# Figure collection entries
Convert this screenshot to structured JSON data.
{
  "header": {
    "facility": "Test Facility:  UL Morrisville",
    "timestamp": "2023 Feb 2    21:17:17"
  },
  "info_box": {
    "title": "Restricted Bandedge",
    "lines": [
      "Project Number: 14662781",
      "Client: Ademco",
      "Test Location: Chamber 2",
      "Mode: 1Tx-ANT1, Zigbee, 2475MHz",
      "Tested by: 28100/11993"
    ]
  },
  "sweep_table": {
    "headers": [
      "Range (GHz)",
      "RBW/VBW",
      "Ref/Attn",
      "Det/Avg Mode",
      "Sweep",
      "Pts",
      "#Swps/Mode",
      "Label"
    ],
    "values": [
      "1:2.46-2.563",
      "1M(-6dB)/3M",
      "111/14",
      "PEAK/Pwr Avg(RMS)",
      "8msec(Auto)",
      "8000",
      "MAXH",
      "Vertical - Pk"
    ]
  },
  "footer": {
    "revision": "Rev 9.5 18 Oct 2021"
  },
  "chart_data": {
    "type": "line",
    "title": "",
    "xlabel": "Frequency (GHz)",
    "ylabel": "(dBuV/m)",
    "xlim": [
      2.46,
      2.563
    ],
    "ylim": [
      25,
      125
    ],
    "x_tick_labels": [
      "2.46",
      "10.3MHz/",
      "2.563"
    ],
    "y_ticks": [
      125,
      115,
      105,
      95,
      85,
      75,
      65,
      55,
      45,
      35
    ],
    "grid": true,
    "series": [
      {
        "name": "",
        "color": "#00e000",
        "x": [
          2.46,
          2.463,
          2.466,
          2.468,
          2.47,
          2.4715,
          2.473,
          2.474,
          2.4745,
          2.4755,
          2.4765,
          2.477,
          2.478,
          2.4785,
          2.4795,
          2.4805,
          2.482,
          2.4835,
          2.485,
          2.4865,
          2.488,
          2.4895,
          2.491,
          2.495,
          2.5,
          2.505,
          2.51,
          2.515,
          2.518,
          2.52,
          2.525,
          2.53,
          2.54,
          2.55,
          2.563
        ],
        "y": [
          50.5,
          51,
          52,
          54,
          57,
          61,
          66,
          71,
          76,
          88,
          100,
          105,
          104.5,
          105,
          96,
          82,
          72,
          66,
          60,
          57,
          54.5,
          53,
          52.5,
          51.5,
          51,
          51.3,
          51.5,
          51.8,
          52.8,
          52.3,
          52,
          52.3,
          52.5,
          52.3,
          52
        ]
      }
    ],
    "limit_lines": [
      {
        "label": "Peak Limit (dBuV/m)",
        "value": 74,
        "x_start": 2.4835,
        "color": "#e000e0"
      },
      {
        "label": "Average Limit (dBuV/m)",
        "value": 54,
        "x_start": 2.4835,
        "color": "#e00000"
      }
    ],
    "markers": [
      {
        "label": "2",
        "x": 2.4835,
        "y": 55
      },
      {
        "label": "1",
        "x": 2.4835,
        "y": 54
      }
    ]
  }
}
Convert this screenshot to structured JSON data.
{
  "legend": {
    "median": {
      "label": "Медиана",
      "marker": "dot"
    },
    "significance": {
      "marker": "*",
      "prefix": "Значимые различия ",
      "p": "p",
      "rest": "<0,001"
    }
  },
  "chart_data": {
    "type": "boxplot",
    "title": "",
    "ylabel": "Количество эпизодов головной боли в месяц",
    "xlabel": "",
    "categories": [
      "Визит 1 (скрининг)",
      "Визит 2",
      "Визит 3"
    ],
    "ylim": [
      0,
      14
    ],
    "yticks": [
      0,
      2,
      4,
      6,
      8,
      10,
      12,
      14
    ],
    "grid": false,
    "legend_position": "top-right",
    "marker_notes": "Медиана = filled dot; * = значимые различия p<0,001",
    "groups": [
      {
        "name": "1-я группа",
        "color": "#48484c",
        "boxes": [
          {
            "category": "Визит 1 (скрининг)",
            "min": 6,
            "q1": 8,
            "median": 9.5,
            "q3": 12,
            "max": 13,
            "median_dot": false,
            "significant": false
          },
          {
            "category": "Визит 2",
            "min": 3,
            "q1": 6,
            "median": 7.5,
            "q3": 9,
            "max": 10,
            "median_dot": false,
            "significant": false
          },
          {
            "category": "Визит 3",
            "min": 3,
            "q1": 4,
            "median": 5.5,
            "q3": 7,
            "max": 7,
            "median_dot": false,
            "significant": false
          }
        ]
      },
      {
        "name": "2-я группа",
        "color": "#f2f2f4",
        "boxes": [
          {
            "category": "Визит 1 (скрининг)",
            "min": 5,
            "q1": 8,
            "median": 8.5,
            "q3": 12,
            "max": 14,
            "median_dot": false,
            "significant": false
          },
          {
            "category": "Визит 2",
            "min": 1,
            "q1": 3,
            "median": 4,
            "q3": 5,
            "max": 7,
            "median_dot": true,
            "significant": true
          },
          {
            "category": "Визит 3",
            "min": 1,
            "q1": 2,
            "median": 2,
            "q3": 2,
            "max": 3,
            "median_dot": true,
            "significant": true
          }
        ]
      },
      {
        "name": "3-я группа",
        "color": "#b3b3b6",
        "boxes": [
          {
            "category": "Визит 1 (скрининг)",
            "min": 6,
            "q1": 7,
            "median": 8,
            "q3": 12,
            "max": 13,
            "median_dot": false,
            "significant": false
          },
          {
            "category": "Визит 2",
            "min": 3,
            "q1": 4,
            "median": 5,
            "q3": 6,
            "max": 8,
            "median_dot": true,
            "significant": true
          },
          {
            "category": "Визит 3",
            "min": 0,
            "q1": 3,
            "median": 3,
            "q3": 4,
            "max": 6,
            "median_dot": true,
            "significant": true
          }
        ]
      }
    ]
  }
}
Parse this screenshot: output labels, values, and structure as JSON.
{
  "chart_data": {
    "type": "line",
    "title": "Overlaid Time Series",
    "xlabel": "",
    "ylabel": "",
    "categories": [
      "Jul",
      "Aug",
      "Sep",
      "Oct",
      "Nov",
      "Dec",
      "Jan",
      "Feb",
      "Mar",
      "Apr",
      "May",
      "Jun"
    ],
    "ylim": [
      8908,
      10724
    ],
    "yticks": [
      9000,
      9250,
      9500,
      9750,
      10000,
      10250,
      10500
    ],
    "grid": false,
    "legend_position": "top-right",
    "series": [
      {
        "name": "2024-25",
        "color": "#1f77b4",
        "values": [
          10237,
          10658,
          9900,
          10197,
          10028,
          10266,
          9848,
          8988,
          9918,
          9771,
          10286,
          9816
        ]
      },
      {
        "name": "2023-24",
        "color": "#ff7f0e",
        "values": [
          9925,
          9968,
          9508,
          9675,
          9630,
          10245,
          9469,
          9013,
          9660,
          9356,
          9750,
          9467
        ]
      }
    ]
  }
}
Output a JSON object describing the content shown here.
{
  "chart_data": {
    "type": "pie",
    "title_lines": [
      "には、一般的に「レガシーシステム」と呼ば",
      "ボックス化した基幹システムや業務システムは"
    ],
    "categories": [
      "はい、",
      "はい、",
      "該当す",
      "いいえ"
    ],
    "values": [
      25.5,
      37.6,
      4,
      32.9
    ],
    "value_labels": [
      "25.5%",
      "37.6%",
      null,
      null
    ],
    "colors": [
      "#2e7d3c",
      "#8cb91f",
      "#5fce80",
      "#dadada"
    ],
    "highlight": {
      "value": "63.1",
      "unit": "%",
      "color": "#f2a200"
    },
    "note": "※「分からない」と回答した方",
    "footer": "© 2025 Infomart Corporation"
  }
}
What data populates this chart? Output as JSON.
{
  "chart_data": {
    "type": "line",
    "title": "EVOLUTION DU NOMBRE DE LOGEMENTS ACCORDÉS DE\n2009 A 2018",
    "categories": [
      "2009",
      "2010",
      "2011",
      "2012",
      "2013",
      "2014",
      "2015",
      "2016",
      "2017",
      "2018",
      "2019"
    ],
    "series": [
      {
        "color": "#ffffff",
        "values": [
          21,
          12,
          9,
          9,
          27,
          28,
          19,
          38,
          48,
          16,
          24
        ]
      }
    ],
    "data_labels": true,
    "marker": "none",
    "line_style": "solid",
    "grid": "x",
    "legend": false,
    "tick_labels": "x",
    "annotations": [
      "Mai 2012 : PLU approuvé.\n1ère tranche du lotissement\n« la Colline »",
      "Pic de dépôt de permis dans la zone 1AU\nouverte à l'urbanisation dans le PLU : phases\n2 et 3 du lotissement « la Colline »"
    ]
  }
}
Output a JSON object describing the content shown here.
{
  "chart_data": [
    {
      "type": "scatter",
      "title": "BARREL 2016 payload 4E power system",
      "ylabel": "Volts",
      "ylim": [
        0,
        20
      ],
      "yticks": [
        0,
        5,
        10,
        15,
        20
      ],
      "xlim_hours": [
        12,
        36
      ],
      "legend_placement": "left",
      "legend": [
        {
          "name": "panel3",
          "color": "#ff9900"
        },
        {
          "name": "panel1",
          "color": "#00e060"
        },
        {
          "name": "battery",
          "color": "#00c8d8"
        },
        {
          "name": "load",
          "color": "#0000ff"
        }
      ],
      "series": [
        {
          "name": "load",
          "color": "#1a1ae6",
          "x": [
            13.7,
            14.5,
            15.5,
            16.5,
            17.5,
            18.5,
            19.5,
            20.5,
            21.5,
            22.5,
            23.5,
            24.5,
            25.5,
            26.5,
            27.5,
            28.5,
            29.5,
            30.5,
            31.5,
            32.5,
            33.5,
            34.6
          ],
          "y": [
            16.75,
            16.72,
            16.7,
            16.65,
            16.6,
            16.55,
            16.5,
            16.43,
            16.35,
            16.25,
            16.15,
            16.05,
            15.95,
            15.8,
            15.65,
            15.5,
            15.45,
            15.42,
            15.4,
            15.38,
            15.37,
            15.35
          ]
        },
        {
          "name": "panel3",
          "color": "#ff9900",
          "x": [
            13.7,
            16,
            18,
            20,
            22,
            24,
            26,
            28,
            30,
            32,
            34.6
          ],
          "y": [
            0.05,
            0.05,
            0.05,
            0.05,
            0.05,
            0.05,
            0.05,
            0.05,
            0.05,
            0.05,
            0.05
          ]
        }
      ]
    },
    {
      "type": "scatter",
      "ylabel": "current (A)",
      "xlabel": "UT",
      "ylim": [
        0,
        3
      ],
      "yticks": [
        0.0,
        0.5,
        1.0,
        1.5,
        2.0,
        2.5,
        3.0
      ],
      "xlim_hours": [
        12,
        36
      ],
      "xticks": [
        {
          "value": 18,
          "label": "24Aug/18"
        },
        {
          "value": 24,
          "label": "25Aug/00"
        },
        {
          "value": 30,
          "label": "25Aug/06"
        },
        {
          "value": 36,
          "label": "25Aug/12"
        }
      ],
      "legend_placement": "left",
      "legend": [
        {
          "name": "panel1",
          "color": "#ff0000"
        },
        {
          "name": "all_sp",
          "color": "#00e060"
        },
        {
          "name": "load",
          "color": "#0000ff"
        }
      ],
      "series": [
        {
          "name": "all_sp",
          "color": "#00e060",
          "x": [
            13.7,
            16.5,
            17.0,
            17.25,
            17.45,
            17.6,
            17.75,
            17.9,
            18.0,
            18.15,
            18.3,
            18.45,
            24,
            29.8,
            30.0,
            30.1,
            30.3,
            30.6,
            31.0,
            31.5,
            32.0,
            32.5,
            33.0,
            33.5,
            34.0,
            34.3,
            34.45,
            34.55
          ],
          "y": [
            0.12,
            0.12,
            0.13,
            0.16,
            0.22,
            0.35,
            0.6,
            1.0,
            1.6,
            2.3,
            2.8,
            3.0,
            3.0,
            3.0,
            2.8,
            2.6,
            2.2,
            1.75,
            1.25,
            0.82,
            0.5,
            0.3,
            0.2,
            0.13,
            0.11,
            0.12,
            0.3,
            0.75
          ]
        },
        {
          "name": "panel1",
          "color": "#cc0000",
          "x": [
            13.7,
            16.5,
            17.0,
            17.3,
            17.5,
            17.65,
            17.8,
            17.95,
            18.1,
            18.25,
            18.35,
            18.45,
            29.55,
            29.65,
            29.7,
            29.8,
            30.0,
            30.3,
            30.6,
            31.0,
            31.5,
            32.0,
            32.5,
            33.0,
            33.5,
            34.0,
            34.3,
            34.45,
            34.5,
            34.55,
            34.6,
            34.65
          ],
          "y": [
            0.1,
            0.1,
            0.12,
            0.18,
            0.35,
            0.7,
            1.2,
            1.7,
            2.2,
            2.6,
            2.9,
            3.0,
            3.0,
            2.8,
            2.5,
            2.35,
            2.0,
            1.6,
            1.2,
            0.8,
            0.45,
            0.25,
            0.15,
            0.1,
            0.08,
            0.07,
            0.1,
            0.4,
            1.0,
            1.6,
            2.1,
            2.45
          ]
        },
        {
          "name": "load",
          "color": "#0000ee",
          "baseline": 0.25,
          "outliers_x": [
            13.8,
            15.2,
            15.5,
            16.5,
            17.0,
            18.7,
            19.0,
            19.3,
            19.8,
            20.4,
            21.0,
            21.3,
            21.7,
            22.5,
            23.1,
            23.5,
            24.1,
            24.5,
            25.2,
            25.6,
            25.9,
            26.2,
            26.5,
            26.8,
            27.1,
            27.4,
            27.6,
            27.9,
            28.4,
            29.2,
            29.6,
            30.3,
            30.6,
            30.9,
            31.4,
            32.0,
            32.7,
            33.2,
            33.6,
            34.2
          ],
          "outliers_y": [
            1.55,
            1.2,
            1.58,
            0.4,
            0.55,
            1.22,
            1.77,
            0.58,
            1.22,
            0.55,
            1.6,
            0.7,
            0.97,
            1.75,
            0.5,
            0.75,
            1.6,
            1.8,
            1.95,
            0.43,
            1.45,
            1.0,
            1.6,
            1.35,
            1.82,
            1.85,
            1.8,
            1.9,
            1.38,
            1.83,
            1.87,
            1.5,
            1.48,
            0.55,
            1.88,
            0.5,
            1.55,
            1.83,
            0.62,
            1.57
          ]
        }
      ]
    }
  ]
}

# Directions for this task
Pick out and copy every line that contains the word "dBuV".

# Problem solution
    "ylabel": "(dBuV/m)",
        "label": "Peak Limit (dBuV/m)",
        "label": "Average Limit (dBuV/m)",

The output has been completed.